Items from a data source
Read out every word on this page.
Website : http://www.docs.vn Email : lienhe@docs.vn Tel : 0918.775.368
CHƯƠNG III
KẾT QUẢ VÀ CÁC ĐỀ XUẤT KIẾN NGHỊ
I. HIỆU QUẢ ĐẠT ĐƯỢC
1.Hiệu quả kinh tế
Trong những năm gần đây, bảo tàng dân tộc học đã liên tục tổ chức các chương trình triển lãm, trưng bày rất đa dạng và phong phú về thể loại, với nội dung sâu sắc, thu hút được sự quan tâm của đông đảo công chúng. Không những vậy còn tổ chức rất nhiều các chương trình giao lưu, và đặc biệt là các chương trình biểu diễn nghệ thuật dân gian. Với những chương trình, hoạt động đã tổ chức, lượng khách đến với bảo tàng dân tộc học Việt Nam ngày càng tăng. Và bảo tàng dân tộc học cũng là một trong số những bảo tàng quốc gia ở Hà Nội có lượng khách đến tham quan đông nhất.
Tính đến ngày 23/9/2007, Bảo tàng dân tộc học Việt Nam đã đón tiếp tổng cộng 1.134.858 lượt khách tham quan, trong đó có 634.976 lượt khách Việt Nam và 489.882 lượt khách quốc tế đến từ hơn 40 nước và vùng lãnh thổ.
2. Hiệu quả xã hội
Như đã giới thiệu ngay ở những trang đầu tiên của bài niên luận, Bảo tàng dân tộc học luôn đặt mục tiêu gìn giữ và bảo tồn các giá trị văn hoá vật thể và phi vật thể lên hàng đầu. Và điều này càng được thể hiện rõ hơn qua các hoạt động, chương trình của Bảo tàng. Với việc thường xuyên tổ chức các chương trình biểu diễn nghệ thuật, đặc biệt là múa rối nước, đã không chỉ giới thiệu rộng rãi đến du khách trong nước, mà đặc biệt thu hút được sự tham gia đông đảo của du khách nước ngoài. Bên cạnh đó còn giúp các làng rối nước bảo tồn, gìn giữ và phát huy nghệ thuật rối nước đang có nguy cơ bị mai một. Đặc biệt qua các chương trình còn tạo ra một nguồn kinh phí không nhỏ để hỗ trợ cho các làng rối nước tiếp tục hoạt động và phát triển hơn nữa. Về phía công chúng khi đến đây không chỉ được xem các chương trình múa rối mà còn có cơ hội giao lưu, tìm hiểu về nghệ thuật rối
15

_Exercise description:_ Extract every entry above as it appears.

_Problem solution:_
Read out every word on this page.
Website : http://www.docs.vn Email : lienhe@docs.vn Tel : 0918.775.368
CHƯƠNG III
KẾT QUẢ VÀ CÁC ĐỀ XUẤT KIẾN NGHỊ
I. HIỆU QUẢ ĐẠT ĐƯỢC
1.Hiệu quả kinh tế
Trong những năm gần đây, bảo tàng dân tộc học đã liên tục tổ chức các chương trình triển lãm, trưng bày rất đa dạng và phong phú về thể loại, với nội dung sâu sắc, thu hút được sự quan tâm của đông đảo công chúng. Không những vậy còn tổ chức rất nhiều các chương trình giao lưu, và đặc biệt là các chương trình biểu diễn nghệ thuật dân gian. Với những chương trình, hoạt động đã tổ chức, lượng khách đến với bảo tàng dân tộc học Việt Nam ngày càng tăng. Và bảo tàng dân tộc học cũng là một trong số những bảo tàng quốc gia ở Hà Nội có lượng khách đến tham quan đông nhất.
Tính đến ngày 23/9/2007, Bảo tàng dân tộc học Việt Nam đã đón tiếp tổng cộng 1.134.858 lượt khách tham quan, trong đó có 634.976 lượt khách Việt Nam và 489.882 lượt khách quốc tế đến từ hơn 40 nước và vùng lãnh thổ.
2. Hiệu quả xã hội
Như đã giới thiệu ngay ở những trang đầu tiên của bài niên luận, Bảo tàng dân tộc học luôn đặt mục tiêu gìn giữ và bảo tồn các giá trị văn hoá vật thể và phi vật thể lên hàng đầu. Và điều này càng được thể hiện rõ hơn qua các hoạt động, chương trình của Bảo tàng. Với việc thường xuyên tổ chức các chương trình biểu diễn nghệ thuật, đặc biệt là múa rối nước, đã không chỉ giới thiệu rộng rãi đến du khách trong nước, mà đặc biệt thu hút được sự tham gia đông đảo của du khách nước ngoài. Bên cạnh đó còn giúp các làng rối nước bảo tồn, gìn giữ và phát huy nghệ thuật rối nước đang có nguy cơ bị mai một. Đặc biệt qua các chương trình còn tạo ra một nguồn kinh phí không nhỏ để hỗ trợ cho các làng rối nước tiếp tục hoạt động và phát triển hơn nữa. Về phía công chúng khi đến đây không chỉ được xem các chương trình múa rối mà còn có cơ hội giao lưu, tìm hiểu về nghệ thuật rối
15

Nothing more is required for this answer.